Description of the task:
Write the data out again, exactly as given.

Supplied entries:

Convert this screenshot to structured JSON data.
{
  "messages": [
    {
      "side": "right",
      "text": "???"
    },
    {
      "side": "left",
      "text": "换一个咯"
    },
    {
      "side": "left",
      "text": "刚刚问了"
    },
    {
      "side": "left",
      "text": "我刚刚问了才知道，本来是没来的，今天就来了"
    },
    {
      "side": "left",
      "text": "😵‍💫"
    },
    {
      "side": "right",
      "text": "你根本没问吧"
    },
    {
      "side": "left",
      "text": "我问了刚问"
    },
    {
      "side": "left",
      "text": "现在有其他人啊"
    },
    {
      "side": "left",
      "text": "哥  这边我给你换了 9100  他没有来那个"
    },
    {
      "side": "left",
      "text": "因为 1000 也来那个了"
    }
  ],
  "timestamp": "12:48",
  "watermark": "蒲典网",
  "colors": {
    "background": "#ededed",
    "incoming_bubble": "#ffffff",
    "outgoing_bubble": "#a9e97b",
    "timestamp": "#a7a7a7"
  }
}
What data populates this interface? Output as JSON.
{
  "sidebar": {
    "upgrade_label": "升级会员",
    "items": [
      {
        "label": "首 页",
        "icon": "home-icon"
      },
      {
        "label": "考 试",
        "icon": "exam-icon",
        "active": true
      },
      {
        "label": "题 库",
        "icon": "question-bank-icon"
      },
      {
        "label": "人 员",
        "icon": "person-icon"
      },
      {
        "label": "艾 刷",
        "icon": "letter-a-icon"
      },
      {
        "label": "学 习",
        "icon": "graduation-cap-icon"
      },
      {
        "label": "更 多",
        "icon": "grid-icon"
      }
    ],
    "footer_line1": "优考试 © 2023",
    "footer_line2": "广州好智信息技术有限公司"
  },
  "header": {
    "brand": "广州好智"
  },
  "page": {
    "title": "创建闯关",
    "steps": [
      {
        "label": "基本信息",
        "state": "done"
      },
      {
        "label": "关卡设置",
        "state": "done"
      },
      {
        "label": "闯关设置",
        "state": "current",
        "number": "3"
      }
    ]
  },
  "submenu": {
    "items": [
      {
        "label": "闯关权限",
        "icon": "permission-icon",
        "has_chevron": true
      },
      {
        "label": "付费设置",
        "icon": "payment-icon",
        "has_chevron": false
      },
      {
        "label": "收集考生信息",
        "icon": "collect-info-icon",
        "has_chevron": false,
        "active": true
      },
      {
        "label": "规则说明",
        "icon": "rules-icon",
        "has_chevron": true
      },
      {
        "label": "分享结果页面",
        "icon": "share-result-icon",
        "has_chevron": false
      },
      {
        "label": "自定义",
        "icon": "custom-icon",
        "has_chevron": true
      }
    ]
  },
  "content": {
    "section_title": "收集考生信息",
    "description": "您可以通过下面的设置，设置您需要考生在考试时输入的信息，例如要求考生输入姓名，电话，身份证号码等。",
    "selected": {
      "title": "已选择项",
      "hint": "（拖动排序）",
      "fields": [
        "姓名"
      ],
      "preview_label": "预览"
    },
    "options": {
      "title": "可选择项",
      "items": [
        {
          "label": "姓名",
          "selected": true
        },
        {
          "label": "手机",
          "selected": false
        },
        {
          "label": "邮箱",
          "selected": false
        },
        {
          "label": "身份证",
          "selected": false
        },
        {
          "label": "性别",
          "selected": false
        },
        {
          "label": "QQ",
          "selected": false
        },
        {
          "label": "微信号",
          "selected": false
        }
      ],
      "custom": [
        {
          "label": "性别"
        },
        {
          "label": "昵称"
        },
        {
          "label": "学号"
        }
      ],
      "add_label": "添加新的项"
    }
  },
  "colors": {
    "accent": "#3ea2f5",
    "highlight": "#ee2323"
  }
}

Output of the task:
Convert this screenshot to structured JSON data.
{
  "messages": [
    {
      "side": "right",
      "text": "???"
    },
    {
      "side": "left",
      "text": "换一个咯"
    },
    {
      "side": "left",
      "text": "刚刚问了"
    },
    {
      "side": "left",
      "text": "我刚刚问了才知道，本来是没来的，今天就来了"
    },
    {
      "side": "left",
      "text": "😵‍💫"
    },
    {
      "side": "right",
      "text": "你根本没问吧"
    },
    {
      "side": "left",
      "text": "我问了刚问"
    },
    {
      "side": "left",
      "text": "现在有其他人啊"
    },
    {
      "side": "left",
      "text": "哥  这边我给你换了 9100  他没有来那个"
    },
    {
      "side": "left",
      "text": "因为 1000 也来那个了"
    }
  ],
  "timestamp": "12:48",
  "watermark": "蒲典网",
  "colors": {
    "background": "#ededed",
    "incoming_bubble": "#ffffff",
    "outgoing_bubble": "#a9e97b",
    "timestamp": "#a7a7a7"
  }
}
What data populates this interface? Output as JSON.
{
  "sidebar": {
    "upgrade_label": "升级会员",
    "items": [
      {
        "label": "首 页",
        "icon": "home-icon"
      },
      {
        "label": "考 试",
        "icon": "exam-icon",
        "active": true
      },
      {
        "label": "题 库",
        "icon": "question-bank-icon"
      },
      {
        "label": "人 员",
        "icon": "person-icon"
      },
      {
        "label": "艾 刷",
        "icon": "letter-a-icon"
      },
      {
        "label": "学 习",
        "icon": "graduation-cap-icon"
      },
      {
        "label": "更 多",
        "icon": "grid-icon"
      }
    ],
    "footer_line1": "优考试 © 2023",
    "footer_line2": "广州好智信息技术有限公司"
  },
  "header": {
    "brand": "广州好智"
  },
  "page": {
    "title": "创建闯关",
    "steps": [
      {
        "label": "基本信息",
        "state": "done"
      },
      {
        "label": "关卡设置",
        "state": "done"
      },
      {
        "label": "闯关设置",
        "state": "current",
        "number": "3"
      }
    ]
  },
  "submenu": {
    "items": [
      {
        "label": "闯关权限",
        "icon": "permission-icon",
        "has_chevron": true
      },
      {
        "label": "付费设置",
        "icon": "payment-icon",
        "has_chevron": false
      },
      {
        "label": "收集考生信息",
        "icon": "collect-info-icon",
        "has_chevron": false,
        "active": true
      },
      {
        "label": "规则说明",
        "icon": "rules-icon",
        "has_chevron": true
      },
      {
        "label": "分享结果页面",
        "icon": "share-result-icon",
        "has_chevron": false
      },
      {
        "label": "自定义",
        "icon": "custom-icon",
        "has_chevron": true
      }
    ]
  },
  "content": {
    "section_title": "收集考生信息",
    "description": "您可以通过下面的设置，设置您需要考生在考试时输入的信息，例如要求考生输入姓名，电话，身份证号码等。",
    "selected": {
      "title": "已选择项",
      "hint": "（拖动排序）",
      "fields": [
        "姓名"
      ],
      "preview_label": "预览"
    },
    "options": {
      "title": "可选择项",
      "items": [
        {
          "label": "姓名",
          "selected": true
        },
        {
          "label": "手机",
          "selected": false
        },
        {
          "label": "邮箱",
          "selected": false
        },
        {
          "label": "身份证",
          "selected": false
        },
        {
          "label": "性别",
          "selected": false
        },
        {
          "label": "QQ",
          "selected": false
        },
        {
          "label": "微信号",
          "selected": false
        }
      ],
      "custom": [
        {
          "label": "性别"
        },
        {
          "label": "昵称"
        },
        {
          "label": "学号"
        }
      ],
      "add_label": "添加新的项"
    }
  },
  "colors": {
    "accent": "#3ea2f5",
    "highlight": "#ee2323"
  }
}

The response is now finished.